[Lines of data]
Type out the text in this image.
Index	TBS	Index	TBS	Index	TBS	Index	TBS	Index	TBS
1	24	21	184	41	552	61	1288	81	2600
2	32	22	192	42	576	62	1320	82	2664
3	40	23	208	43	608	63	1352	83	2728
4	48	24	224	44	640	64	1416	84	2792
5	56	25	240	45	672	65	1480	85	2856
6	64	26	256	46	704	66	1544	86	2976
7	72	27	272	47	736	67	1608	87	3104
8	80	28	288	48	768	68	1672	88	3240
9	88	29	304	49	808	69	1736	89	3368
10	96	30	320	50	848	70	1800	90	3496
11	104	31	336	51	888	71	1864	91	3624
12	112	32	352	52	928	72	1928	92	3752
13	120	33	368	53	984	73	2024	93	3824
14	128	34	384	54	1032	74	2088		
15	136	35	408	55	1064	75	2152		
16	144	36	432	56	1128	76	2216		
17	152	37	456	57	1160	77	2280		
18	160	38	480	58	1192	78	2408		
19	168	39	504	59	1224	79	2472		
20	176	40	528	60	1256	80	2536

## AIM OF THE EXERCISE
Copy all of the material word for word.

## EXERCISE RESPONSE
Type out the text in this image.
Index	TBS	Index	TBS	Index	TBS	Index	TBS	Index	TBS
1	24	21	184	41	552	61	1288	81	2600
2	32	22	192	42	576	62	1320	82	2664
3	40	23	208	43	608	63	1352	83	2728
4	48	24	224	44	640	64	1416	84	2792
5	56	25	240	45	672	65	1480	85	2856
6	64	26	256	46	704	66	1544	86	2976
7	72	27	272	47	736	67	1608	87	3104
8	80	28	288	48	768	68	1672	88	3240
9	88	29	304	49	808	69	1736	89	3368
10	96	30	320	50	848	70	1800	90	3496
11	104	31	336	51	888	71	1864	91	3624
12	112	32	352	52	928	72	1928	92	3752
13	120	33	368	53	984	73	2024	93	3824
14	128	34	384	54	1032	74	2088		
15	136	35	408	55	1064	75	2152		
16	144	36	432	56	1128	76	2216		
17	152	37	456	57	1160	77	2280		
18	160	38	480	58	1192	78	2408		
19	168	39	504	59	1224	79	2472		
20	176	40	528	60	1256	80	2536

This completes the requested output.